# Raw records
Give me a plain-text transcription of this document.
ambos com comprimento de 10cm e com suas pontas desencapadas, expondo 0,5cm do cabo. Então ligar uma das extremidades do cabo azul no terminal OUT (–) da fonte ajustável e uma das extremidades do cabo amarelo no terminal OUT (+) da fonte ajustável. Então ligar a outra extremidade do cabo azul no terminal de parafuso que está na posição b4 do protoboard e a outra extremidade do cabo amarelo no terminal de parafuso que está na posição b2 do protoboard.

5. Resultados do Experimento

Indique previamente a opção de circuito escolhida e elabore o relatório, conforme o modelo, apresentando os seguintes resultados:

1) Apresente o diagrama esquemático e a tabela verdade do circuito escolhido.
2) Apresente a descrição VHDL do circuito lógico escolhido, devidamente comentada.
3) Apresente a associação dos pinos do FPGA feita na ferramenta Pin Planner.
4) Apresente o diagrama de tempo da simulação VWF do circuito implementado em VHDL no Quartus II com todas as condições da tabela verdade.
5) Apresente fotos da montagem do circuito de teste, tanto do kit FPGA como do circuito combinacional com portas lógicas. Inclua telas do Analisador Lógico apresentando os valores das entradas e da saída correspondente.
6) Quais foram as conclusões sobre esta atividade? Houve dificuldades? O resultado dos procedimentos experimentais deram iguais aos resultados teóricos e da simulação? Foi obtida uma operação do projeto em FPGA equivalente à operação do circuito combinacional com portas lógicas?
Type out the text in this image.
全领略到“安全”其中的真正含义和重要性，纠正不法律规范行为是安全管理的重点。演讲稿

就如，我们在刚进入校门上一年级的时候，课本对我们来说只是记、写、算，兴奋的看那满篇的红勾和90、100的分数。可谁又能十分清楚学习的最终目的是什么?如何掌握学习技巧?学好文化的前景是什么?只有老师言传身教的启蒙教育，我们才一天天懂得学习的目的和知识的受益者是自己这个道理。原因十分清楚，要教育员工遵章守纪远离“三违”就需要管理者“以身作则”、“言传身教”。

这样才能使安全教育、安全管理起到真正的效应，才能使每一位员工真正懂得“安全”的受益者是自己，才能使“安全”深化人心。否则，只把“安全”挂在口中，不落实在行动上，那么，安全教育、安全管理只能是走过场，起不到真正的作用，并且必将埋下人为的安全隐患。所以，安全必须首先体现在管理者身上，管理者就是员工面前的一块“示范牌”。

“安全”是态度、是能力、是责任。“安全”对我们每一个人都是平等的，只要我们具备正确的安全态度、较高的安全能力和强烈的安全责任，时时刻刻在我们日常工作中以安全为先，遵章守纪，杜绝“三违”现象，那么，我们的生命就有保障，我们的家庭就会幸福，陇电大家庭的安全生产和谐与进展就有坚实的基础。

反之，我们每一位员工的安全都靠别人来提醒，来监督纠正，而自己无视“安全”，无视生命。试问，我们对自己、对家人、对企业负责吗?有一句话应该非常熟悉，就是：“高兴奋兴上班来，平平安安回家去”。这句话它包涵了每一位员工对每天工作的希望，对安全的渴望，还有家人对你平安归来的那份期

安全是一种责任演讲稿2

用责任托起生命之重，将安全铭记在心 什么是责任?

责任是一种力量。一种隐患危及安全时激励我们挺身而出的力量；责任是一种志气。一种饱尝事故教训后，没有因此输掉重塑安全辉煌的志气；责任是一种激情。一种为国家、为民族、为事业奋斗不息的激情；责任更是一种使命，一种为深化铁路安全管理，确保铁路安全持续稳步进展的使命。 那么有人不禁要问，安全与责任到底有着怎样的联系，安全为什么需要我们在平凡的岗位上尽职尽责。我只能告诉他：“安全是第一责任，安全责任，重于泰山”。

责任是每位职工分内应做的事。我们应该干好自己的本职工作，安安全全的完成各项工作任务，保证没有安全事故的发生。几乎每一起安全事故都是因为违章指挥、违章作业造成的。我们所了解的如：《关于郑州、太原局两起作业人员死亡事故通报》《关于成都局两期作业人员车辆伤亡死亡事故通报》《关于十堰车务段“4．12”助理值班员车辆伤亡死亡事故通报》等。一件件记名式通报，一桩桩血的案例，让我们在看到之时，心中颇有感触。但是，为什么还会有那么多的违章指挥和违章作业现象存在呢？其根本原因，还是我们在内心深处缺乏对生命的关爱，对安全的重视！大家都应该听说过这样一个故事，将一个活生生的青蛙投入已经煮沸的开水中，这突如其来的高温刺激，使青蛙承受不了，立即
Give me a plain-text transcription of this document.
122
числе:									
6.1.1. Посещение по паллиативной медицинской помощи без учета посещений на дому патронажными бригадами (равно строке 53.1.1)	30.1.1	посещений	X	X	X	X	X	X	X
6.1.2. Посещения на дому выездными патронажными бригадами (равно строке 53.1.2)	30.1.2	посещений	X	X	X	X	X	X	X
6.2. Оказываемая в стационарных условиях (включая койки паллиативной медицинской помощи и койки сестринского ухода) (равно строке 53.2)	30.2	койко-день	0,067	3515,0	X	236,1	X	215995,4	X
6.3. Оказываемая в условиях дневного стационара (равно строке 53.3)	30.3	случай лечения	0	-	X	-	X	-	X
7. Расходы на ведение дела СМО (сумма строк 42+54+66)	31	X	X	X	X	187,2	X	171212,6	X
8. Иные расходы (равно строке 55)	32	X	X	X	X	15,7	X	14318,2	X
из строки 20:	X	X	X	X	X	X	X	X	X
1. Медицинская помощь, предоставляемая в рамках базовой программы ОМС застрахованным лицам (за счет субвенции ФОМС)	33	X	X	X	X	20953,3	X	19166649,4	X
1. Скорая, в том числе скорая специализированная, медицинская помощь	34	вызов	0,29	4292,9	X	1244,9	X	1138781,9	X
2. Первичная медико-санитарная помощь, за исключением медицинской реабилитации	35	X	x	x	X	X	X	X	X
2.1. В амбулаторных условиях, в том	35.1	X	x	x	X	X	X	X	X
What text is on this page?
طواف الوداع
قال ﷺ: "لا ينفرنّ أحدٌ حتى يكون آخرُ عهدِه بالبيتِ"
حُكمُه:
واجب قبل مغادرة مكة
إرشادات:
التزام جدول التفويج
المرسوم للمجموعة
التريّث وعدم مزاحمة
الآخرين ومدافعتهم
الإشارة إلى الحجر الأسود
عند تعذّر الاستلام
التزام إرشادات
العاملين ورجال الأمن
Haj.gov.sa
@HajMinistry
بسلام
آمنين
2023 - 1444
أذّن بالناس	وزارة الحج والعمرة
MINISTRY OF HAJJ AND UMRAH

# Set task
Take every line above carrying "посещений" and return it.

# Complete response
6.1.1. Посещение по паллиативной медицинской помощи без учета посещений на дому патронажными бригадами (равно строке 53.1.1)	30.1.1	посещений	X	X	X	X	X	X	X
6.1.2. Посещения на дому выездными патронажными бригадами (равно строке 53.1.2)	30.1.2	посещений	X	X	X	X	X	X	X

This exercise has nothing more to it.